━━━━━ MATERIAL FOR THIS TASK ━━━━━

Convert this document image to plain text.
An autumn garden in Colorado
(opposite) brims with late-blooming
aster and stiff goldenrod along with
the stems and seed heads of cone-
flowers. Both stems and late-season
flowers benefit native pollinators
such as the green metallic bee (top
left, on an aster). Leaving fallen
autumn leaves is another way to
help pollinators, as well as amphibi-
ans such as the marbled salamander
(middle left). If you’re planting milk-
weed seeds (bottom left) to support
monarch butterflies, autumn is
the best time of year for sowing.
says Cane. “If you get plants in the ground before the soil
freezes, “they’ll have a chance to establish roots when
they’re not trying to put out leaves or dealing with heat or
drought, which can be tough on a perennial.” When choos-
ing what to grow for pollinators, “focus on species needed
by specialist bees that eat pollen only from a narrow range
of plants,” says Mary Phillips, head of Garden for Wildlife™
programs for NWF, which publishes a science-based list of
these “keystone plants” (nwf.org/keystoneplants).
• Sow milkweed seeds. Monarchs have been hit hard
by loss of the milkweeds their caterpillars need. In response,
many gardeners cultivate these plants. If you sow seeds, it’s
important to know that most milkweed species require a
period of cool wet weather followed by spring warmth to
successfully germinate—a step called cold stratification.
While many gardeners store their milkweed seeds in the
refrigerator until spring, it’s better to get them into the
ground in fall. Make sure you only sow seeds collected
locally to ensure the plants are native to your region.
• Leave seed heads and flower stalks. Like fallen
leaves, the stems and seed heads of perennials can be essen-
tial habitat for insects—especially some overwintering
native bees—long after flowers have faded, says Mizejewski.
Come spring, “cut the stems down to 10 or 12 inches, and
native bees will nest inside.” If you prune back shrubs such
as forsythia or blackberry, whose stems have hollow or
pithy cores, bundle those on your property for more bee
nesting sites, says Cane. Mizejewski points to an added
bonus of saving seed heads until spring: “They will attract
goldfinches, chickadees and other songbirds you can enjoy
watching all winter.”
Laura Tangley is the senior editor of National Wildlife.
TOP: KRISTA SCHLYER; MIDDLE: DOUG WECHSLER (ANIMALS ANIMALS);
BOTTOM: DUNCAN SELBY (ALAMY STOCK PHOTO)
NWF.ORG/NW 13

━━━━━

Look over the records above and copy each line that includes the string "their".

by loss of the milkweeds their caterpillars need. In response,
While many gardeners store their milkweed seeds in the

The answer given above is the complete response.